--- START Supplied information ---
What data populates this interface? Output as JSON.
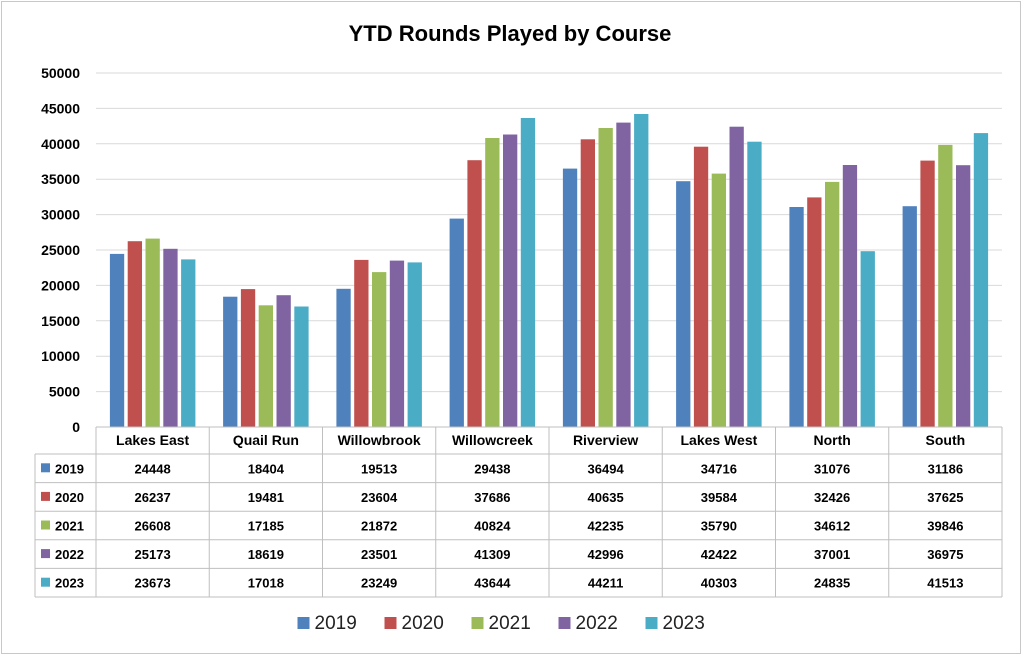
{
  "chart_data": {
    "type": "bar",
    "title": "YTD Rounds Played by Course",
    "xlabel": "",
    "ylabel": "",
    "ylim": [
      0,
      50000
    ],
    "yticks": [
      0,
      5000,
      10000,
      15000,
      20000,
      25000,
      30000,
      35000,
      40000,
      45000,
      50000
    ],
    "grid": true,
    "legend_position": "bottom",
    "data_table": true,
    "categories": [
      "Lakes East",
      "Quail Run",
      "Willowbrook",
      "Willowcreek",
      "Riverview",
      "Lakes West",
      "North",
      "South"
    ],
    "series": [
      {
        "name": "2019",
        "color": "#4f81bd",
        "values": [
          24448,
          18404,
          19513,
          29438,
          36494,
          34716,
          31076,
          31186
        ]
      },
      {
        "name": "2020",
        "color": "#c0504d",
        "values": [
          26237,
          19481,
          23604,
          37686,
          40635,
          39584,
          32426,
          37625
        ]
      },
      {
        "name": "2021",
        "color": "#9bbb59",
        "values": [
          26608,
          17185,
          21872,
          40824,
          42235,
          35790,
          34612,
          39846
        ]
      },
      {
        "name": "2022",
        "color": "#8064a2",
        "values": [
          25173,
          18619,
          23501,
          41309,
          42996,
          42422,
          37001,
          36975
        ]
      },
      {
        "name": "2023",
        "color": "#4bacc6",
        "values": [
          23673,
          17018,
          23249,
          43644,
          44211,
          40303,
          24835,
          41513
        ]
      }
    ]
  }
}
--- END Supplied information ---
Exercise directions. Above are the records; copy every line in them that holds the word "name".

Solution.
        "name": "2019",
        "name": "2020",
        "name": "2021",
        "name": "2022",
        "name": "2023",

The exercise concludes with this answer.